▼
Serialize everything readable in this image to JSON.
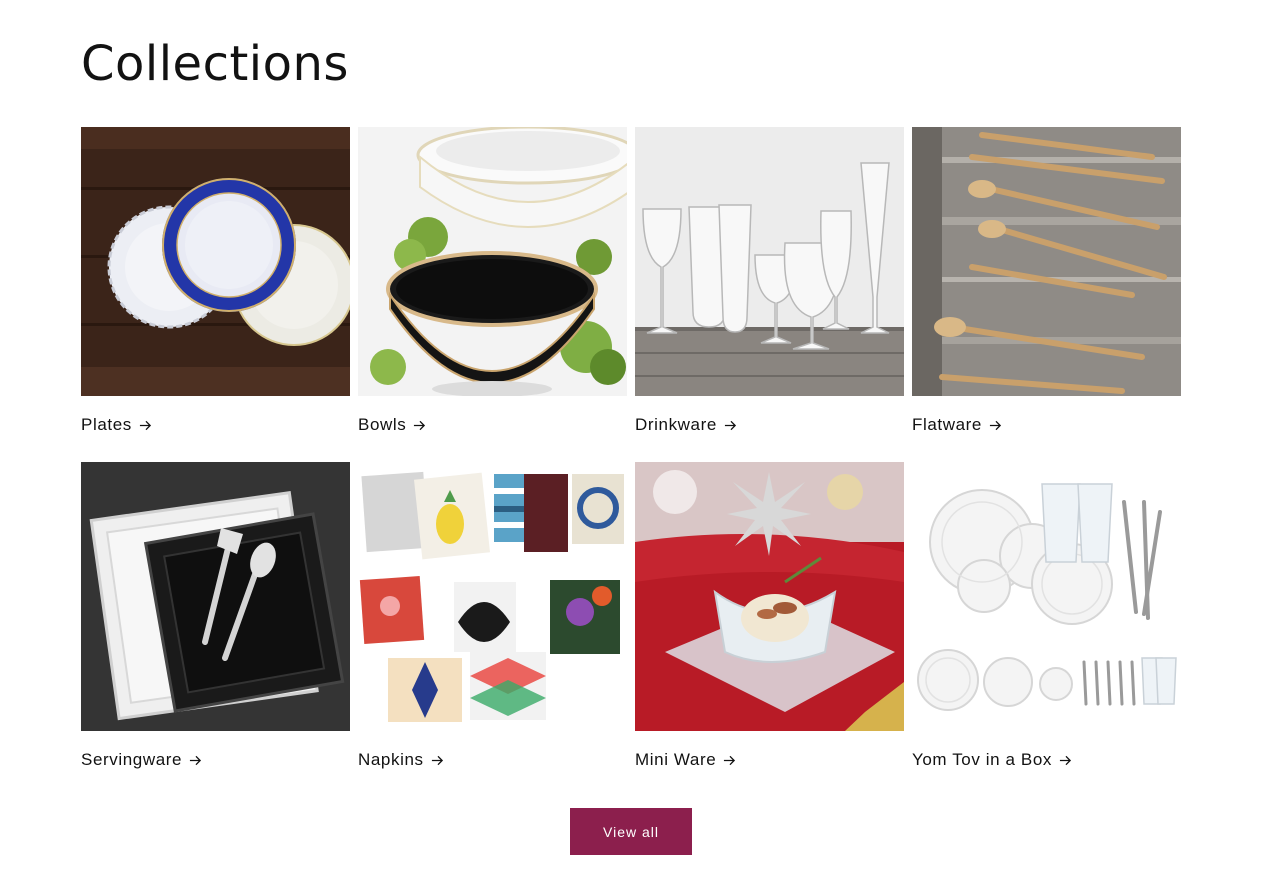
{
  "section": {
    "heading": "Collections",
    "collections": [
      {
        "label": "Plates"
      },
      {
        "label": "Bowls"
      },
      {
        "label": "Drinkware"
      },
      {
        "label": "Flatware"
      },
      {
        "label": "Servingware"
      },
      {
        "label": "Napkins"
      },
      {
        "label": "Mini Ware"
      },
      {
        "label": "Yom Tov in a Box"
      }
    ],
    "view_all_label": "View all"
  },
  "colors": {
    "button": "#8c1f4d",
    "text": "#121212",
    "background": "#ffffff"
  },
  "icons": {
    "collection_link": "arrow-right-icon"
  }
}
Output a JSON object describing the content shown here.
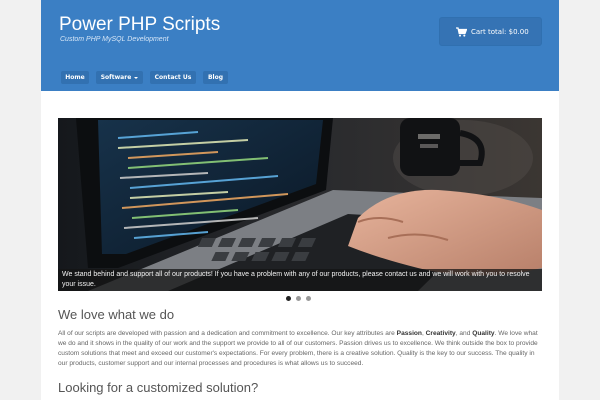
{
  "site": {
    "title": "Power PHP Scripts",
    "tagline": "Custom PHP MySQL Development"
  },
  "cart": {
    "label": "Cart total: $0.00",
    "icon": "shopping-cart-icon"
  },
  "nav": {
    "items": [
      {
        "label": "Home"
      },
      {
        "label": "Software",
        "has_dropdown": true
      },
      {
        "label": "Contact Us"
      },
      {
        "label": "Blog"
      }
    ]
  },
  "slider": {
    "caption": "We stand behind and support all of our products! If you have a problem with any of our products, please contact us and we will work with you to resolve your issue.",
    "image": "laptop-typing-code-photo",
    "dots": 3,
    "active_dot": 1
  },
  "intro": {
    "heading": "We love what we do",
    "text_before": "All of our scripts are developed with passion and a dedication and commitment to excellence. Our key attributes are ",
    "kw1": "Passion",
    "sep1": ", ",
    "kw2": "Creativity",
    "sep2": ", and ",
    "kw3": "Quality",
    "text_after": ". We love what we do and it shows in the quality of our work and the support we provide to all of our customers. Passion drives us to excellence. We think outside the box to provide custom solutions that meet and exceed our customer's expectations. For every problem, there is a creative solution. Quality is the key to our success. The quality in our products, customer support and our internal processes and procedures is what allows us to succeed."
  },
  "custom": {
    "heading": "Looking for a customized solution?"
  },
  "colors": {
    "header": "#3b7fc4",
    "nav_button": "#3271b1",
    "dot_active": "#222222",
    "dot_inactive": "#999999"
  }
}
▲
▼
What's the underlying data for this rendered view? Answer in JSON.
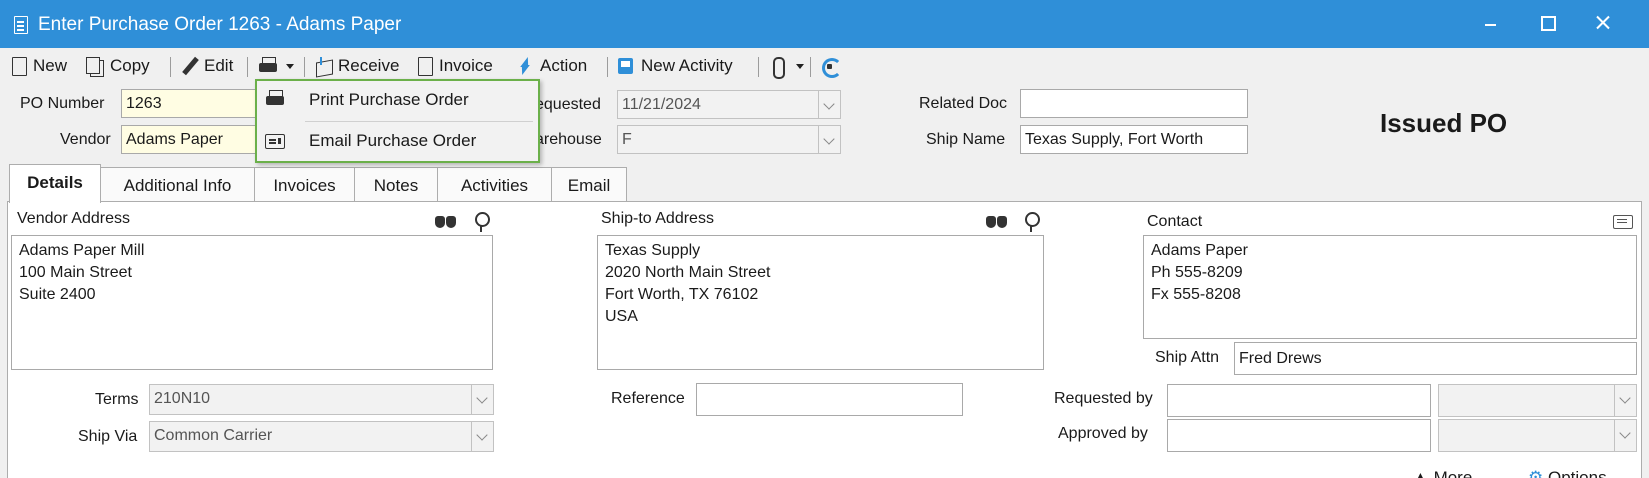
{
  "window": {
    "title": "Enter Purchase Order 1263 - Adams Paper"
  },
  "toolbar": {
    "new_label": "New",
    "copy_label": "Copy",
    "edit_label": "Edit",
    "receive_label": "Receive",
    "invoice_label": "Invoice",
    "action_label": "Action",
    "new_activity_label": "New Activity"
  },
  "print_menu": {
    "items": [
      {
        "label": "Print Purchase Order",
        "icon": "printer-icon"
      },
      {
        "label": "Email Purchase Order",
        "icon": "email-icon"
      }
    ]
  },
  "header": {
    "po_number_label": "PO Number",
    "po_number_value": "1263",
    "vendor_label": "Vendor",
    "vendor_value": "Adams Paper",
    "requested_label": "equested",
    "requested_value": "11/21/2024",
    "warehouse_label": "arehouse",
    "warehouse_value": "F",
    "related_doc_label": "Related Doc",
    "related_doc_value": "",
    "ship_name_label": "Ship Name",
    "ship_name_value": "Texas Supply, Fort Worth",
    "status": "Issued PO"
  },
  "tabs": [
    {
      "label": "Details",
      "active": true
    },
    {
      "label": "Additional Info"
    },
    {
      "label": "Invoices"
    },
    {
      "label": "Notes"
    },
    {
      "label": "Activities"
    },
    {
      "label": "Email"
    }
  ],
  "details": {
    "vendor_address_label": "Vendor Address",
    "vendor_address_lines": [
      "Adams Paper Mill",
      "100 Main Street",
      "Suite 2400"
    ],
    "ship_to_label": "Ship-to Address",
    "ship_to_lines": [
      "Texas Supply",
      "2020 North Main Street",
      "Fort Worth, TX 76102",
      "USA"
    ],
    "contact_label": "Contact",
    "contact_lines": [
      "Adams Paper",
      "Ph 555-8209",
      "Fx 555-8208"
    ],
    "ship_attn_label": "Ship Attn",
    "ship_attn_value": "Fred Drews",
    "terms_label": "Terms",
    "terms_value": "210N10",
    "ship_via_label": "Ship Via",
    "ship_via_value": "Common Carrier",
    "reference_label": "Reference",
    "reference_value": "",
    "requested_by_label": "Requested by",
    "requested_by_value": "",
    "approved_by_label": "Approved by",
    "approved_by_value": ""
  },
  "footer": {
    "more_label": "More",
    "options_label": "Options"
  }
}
▲
▼
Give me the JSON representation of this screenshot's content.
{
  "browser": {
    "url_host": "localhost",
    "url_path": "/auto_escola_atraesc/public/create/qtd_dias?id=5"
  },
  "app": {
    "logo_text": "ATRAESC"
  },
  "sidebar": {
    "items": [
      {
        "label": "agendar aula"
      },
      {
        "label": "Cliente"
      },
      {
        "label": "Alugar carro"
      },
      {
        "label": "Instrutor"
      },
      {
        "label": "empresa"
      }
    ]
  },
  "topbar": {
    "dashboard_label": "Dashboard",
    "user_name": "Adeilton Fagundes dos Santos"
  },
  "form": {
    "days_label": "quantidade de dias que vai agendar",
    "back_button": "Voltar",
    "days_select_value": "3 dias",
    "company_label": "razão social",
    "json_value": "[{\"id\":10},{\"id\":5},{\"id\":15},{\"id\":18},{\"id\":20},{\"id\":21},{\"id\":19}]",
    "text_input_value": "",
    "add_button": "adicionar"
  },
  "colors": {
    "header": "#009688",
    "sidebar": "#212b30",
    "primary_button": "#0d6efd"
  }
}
▲
WHAT NEEDS TO BE DONE
Isolate the lines that hold the word "Supply" and copy all of them.

ANSWER IN FULL
    "ship_name_value": "Texas Supply, Fort Worth",
      "Texas Supply",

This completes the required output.